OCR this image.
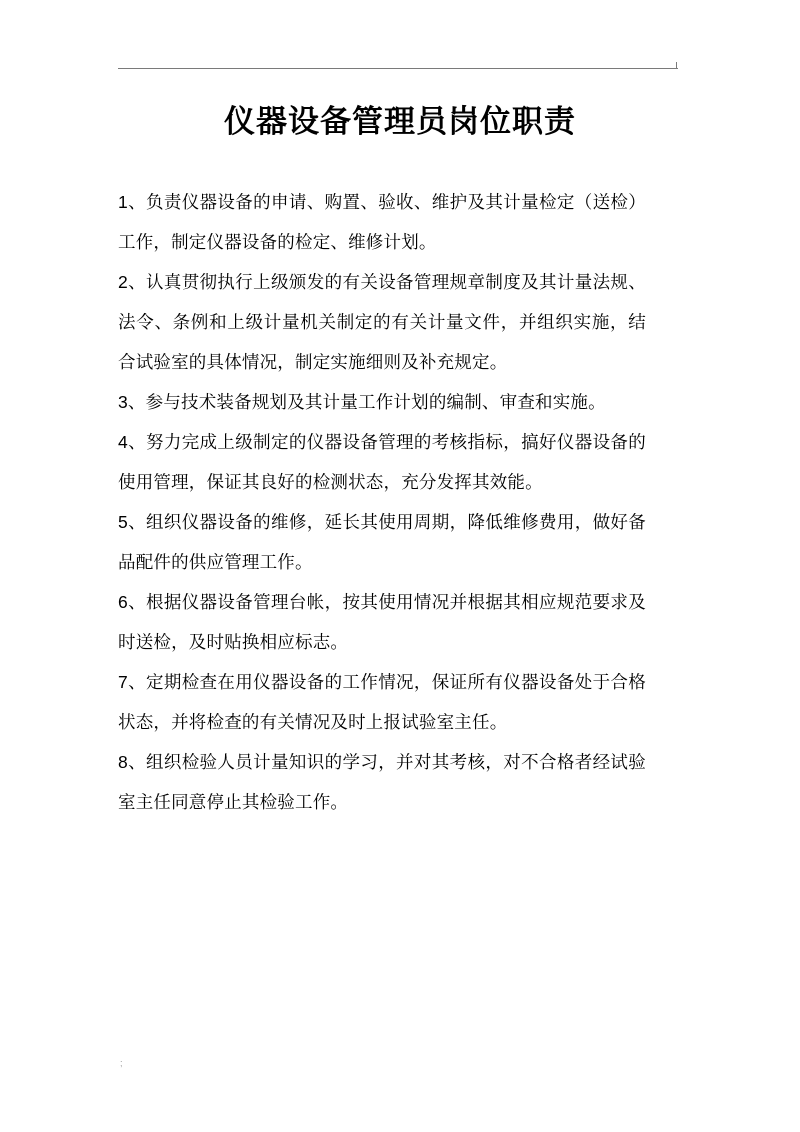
仪器设备管理员岗位职责

1、负责仪器设备的申请、购置、验收、维护及其计量检定（送检）工作，制定仪器设备的检定、维修计划。

2、认真贯彻执行上级颁发的有关设备管理规章制度及其计量法规、法令、条例和上级计量机关制定的有关计量文件，并组织实施，结合试验室的具体情况，制定实施细则及补充规定。

3、参与技术装备规划及其计量工作计划的编制、审查和实施。

4、努力完成上级制定的仪器设备管理的考核指标，搞好仪器设备的使用管理，保证其良好的检测状态，充分发挥其效能。

5、组织仪器设备的维修，延长其使用周期，降低维修费用，做好备品配件的供应管理工作。

6、根据仪器设备管理台帐，按其使用情况并根据其相应规范要求及时送检，及时贴换相应标志。

7、定期检查在用仪器设备的工作情况，保证所有仪器设备处于合格状态，并将检查的有关情况及时上报试验室主任。

8、组织检验人员计量知识的学习，并对其考核，对不合格者经试验室主任同意停止其检验工作。

;
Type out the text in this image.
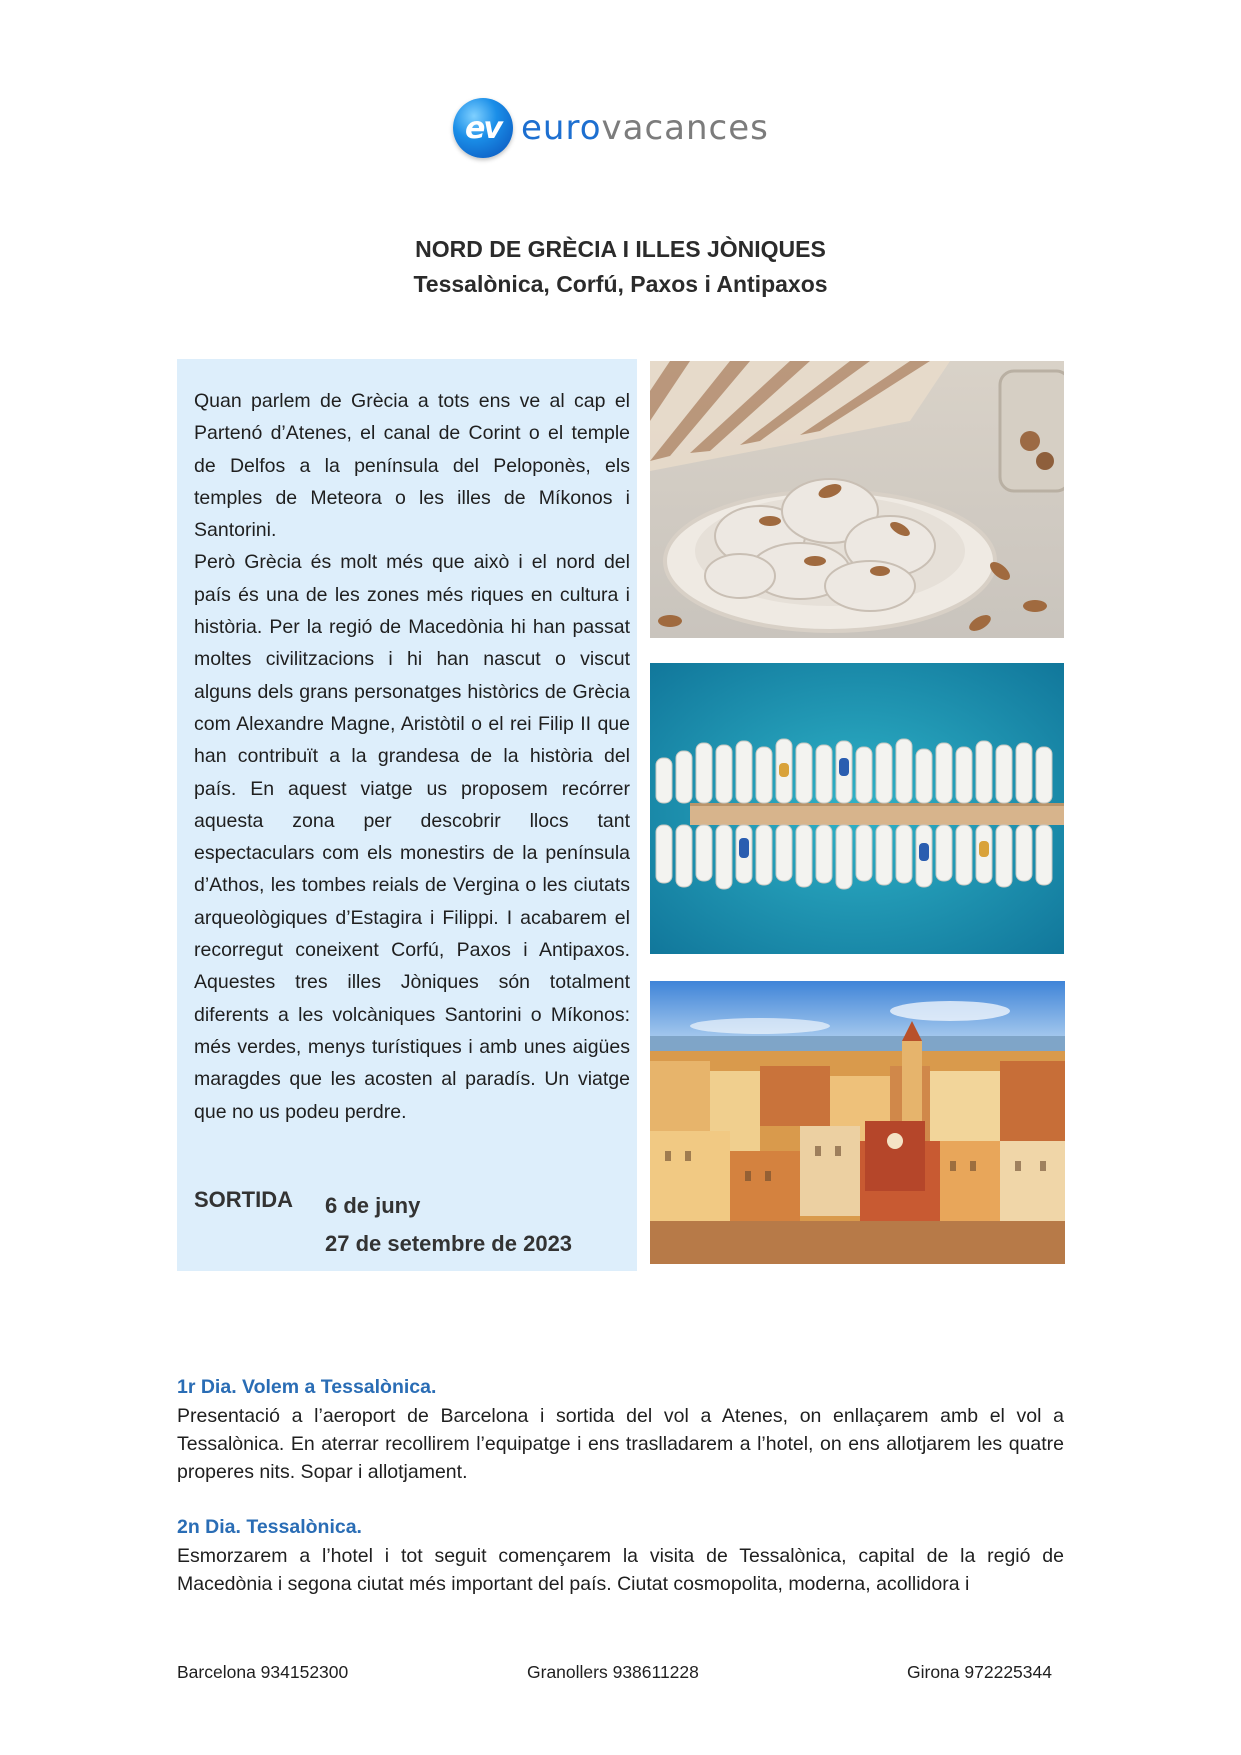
ev eurovacances
NORD DE GRÈCIA I ILLES JÒNIQUES
Tessalònica, Corfú, Paxos i Antipaxos

Quan parlem de Grècia a tots ens ve al cap el Partenó d’Atenes, el canal de Corint o el temple de Delfos a la península del Peloponès, els temples de Meteora o les illes de Míkonos i Santorini.

Però Grècia és molt més que això i el nord del país és una de les zones més riques en cultura i història. Per la regió de Macedònia hi han passat moltes civilitzacions i hi han nascut o viscut alguns dels grans personatges històrics de Grècia com Alexandre Magne, Aristòtil o el rei Filip II que han contribuït a la grandesa de la història del país. En aquest viatge us proposem recórrer aquesta zona per descobrir llocs tant espectaculars com els monestirs de la península d’Athos, les tombes reials de Vergina o les ciutats arqueològiques d’Estagira i Filippi. I acabarem el recorregut coneixent Corfú, Paxos i Antipaxos. Aquestes tres illes Jòniques són totalment diferents a les volcàniques Santorini o Míkonos: més verdes, menys turístiques i amb unes aigües maragdes que les acosten al paradís. Un viatge que no us podeu perdre.

SORTIDA 6 de juny
27 de setembre de 2023
1r Dia. Volem a Tessalònica.
Presentació a l’aeroport de Barcelona i sortida del vol a Atenes, on enllaçarem amb el vol a Tessalònica. En aterrar recollirem l’equipatge i ens traslladarem a l’hotel, on ens allotjarem les quatre properes nits. Sopar i allotjament.
2n Dia. Tessalònica.
Esmorzarem a l’hotel i tot seguit començarem la visita de Tessalònica, capital de la regió de Macedònia i segona ciutat més important del país. Ciutat cosmopolita, moderna, acollidora i
Barcelona 934152300	Granollers 938611228	Girona 972225344
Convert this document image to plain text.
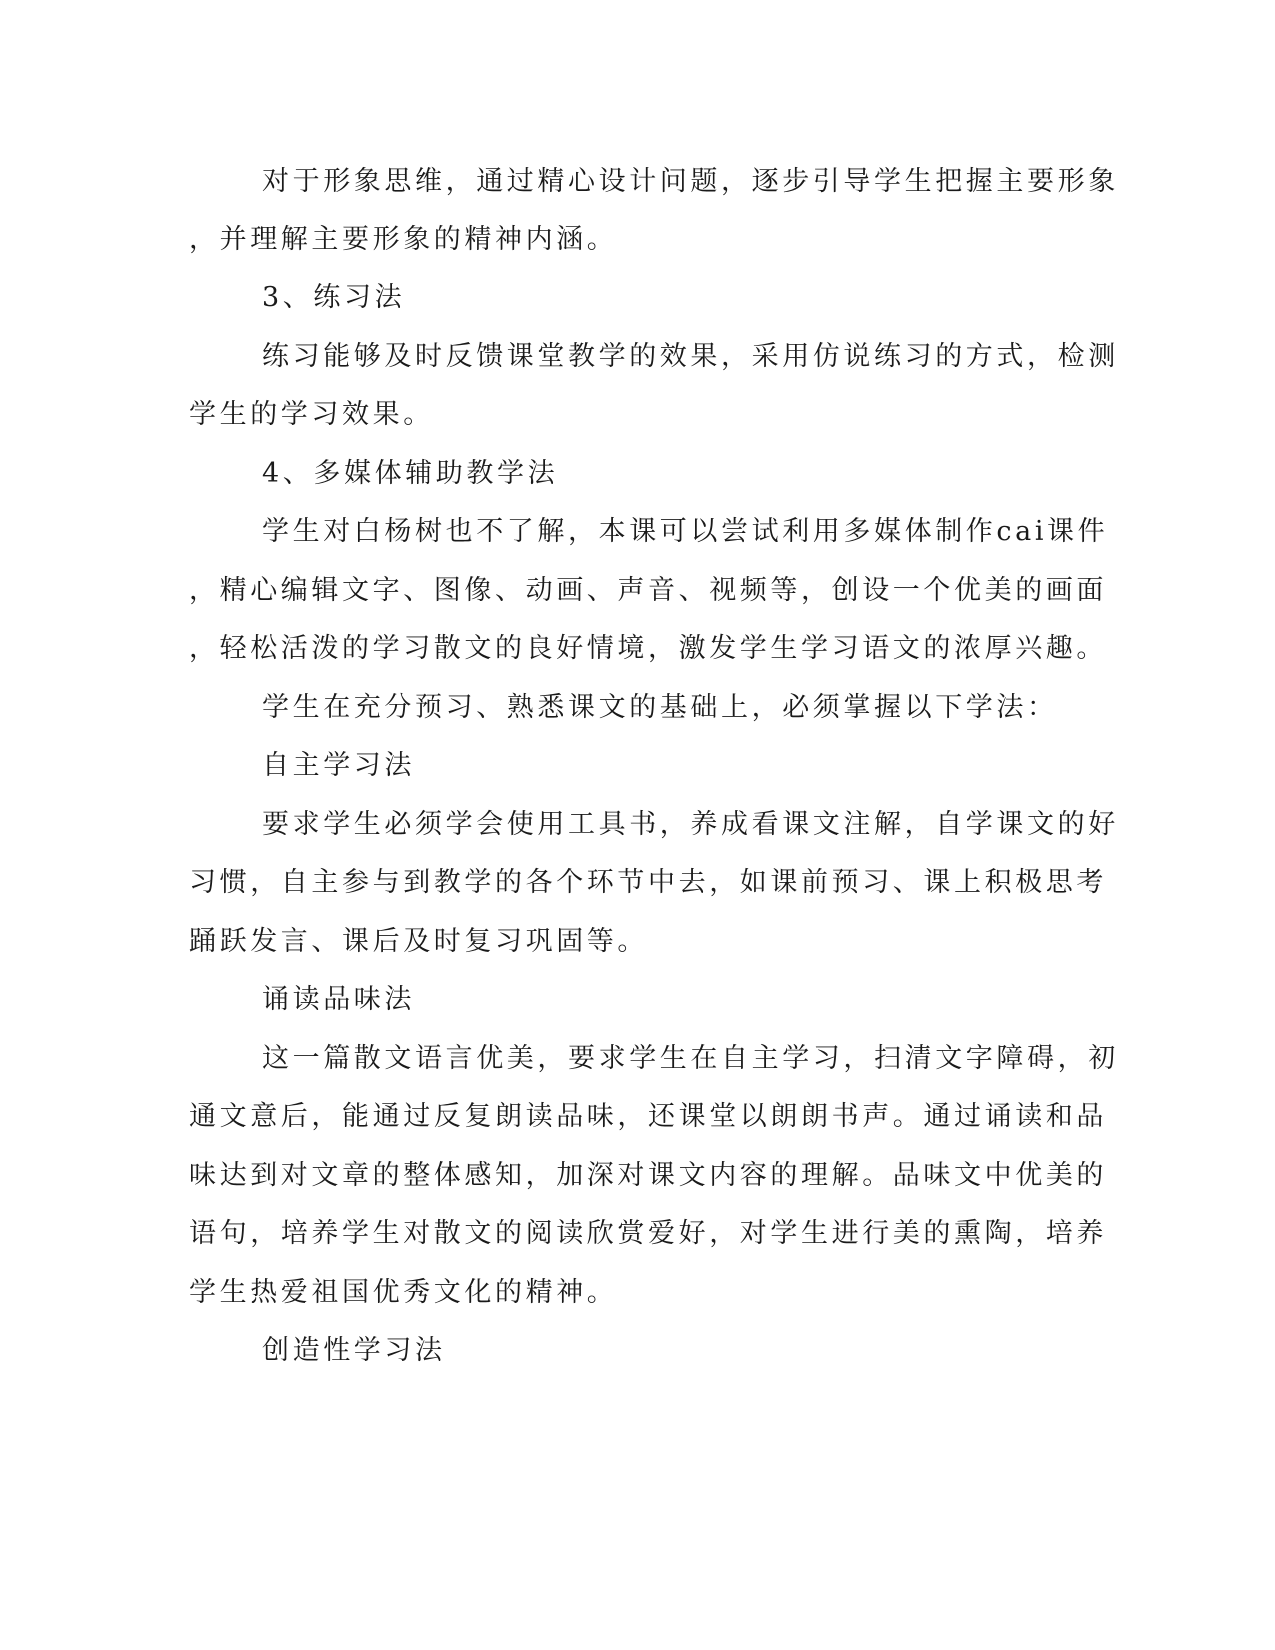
对于形象思维，通过精心设计问题，逐步引导学生把握主要形象
，并理解主要形象的精神内涵。
3、练习法
练习能够及时反馈课堂教学的效果，采用仿说练习的方式，检测
学生的学习效果。
4、多媒体辅助教学法
学生对白杨树也不了解，本课可以尝试利用多媒体制作cai课件
，精心编辑文字、图像、动画、声音、视频等，创设一个优美的画面
，轻松活泼的学习散文的良好情境，激发学生学习语文的浓厚兴趣。
学生在充分预习、熟悉课文的基础上，必须掌握以下学法：
自主学习法
要求学生必须学会使用工具书，养成看课文注解，自学课文的好
习惯，自主参与到教学的各个环节中去，如课前预习、课上积极思考
踊跃发言、课后及时复习巩固等。
诵读品味法
这一篇散文语言优美，要求学生在自主学习，扫清文字障碍，初
通文意后，能通过反复朗读品味，还课堂以朗朗书声。通过诵读和品
味达到对文章的整体感知，加深对课文内容的理解。品味文中优美的
语句，培养学生对散文的阅读欣赏爱好，对学生进行美的熏陶，培养
学生热爱祖国优秀文化的精神。
创造性学习法
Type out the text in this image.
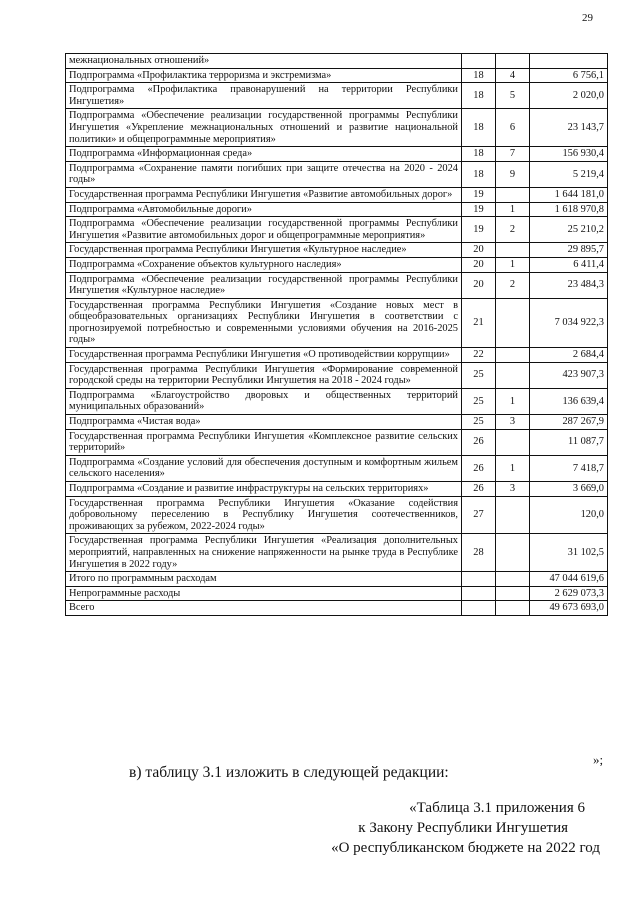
29
межнациональных отношений»			
Подпрограмма «Профилактика терроризма и экстремизма»	18	4	6 756,1
Подпрограмма «Профилактика правонарушений на территории Республики Ингушетия»	18	5	2 020,0
Подпрограмма «Обеспечение реализации государственной программы Республики Ингушетия «Укрепление межнациональных отношений и развитие национальной политики» и общепрограммные мероприятия»	18	6	23 143,7
Подпрограмма «Информационная среда»	18	7	156 930,4
Подпрограмма «Сохранение памяти погибших при защите отечества на 2020 - 2024 годы»	18	9	5 219,4
Государственная программа Республики Ингушетия «Развитие автомобильных дорог»	19		1 644 181,0
Подпрограмма «Автомобильные дороги»	19	1	1 618 970,8
Подпрограмма «Обеспечение реализации государственной программы Республики Ингушетия «Развитие автомобильных дорог и общепрограммные мероприятия»	19	2	25 210,2
Государственная программа Республики Ингушетия «Культурное наследие»	20		29 895,7
Подпрограмма «Сохранение объектов культурного наследия»	20	1	6 411,4
Подпрограмма «Обеспечение реализации государственной программы Республики Ингушетия «Культурное наследие»	20	2	23 484,3
Государственная программа Республики Ингушетия «Создание новых мест в общеобразовательных организациях Республики Ингушетия в соответствии с прогнозируемой потребностью и современными условиями обучения на 2016-2025 годы»	21		7 034 922,3
Государственная программа Республики Ингушетия «О противодействии коррупции»	22		2 684,4
Государственная программа Республики Ингушетия «Формирование современной городской среды на территории Республики Ингушетия на 2018 - 2024 годы»	25		423 907,3
Подпрограмма «Благоустройство дворовых и общественных территорий муниципальных образований»	25	1	136 639,4
Подпрограмма «Чистая вода»	25	3	287 267,9
Государственная программа Республики Ингушетия «Комплексное развитие сельских территорий»	26		11 087,7
Подпрограмма «Создание условий для обеспечения доступным и комфортным жильем сельского населения»	26	1	7 418,7
Подпрограмма «Создание и развитие инфраструктуры на сельских территориях»	26	3	3 669,0
Государственная программа Республики Ингушетия «Оказание содействия добровольному переселению в Республику Ингушетия соотечественников, проживающих за рубежом, 2022-2024 годы»	27		120,0
Государственная программа Республики Ингушетия «Реализация дополнительных мероприятий, направленных на снижение напряженности на рынке труда в Республике Ингушетия в 2022 году»	28		31 102,5
Итого по программным расходам			47 044 619,6
Непрограммные расходы			2 629 073,3
Всего			49 673 693,0
»;
в) таблицу 3.1 изложить в следующей редакции:
«Таблица 3.1 приложения 6
к Закону Республики Ингушетия
«О республиканском бюджете на 2022 год
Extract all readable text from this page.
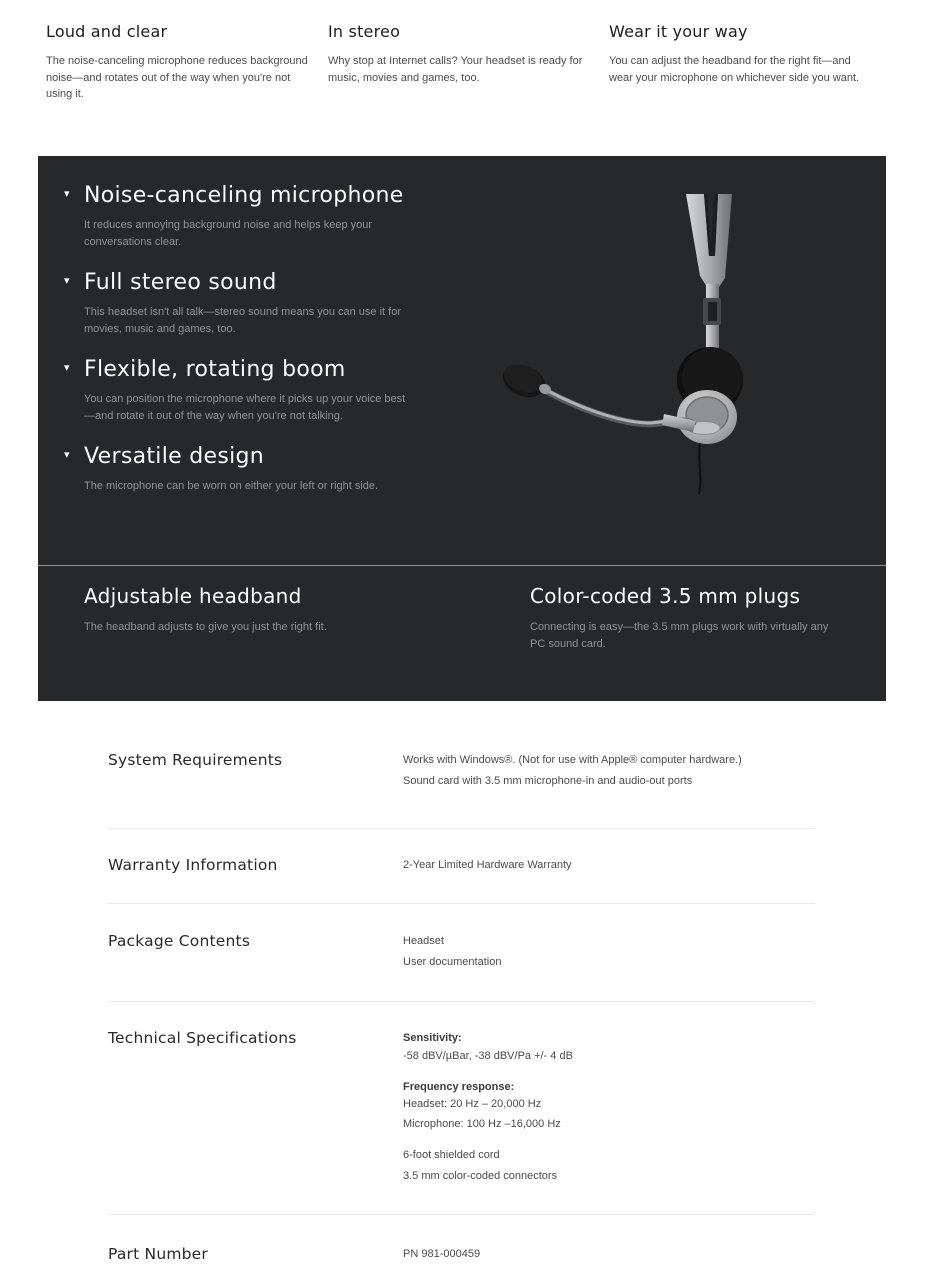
Loud and clear
The noise-canceling microphone reduces background noise—and rotates out of the way when you're not using it.
In stereo
Why stop at Internet calls? Your headset is ready for music, movies and games, too.
Wear it your way
You can adjust the headband for the right fit—and wear your microphone on whichever side you want.
▾ Noise-canceling microphone
It reduces annoying background noise and helps keep your conversations clear.
▾ Full stereo sound
This headset isn't all talk—stereo sound means you can use it for movies, music and games, too.
▾ Flexible, rotating boom
You can position the microphone where it picks up your voice best—and rotate it out of the way when you're not talking.
▾ Versatile design
The microphone can be worn on either your left or right side.
Adjustable headband
The headband adjusts to give you just the right fit.
Color-coded 3.5 mm plugs
Connecting is easy—the 3.5 mm plugs work with virtually any PC sound card.
System Requirements	Works with Windows®. (Not for use with Apple® computer hardware.)
Sound card with 3.5 mm microphone-in and audio-out ports
Warranty Information	2-Year Limited Hardware Warranty
Package Contents	Headset
User documentation
Technical Specifications	Sensitivity:
-58 dBV/µBar, -38 dBV/Pa +/- 4 dB
Frequency response:
Headset: 20 Hz – 20,000 Hz
Microphone: 100 Hz –16,000 Hz
6-foot shielded cord
3.5 mm color-coded connectors
Part Number	PN 981-000459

---*---

## [Exercise goal]
Where a line of the entries contains the word "reduces", copy that line.

## [Full output]
The noise-canceling microphone reduces background noise—and rotates out of the way when you're not using it.
It reduces annoying background noise and helps keep your conversations clear.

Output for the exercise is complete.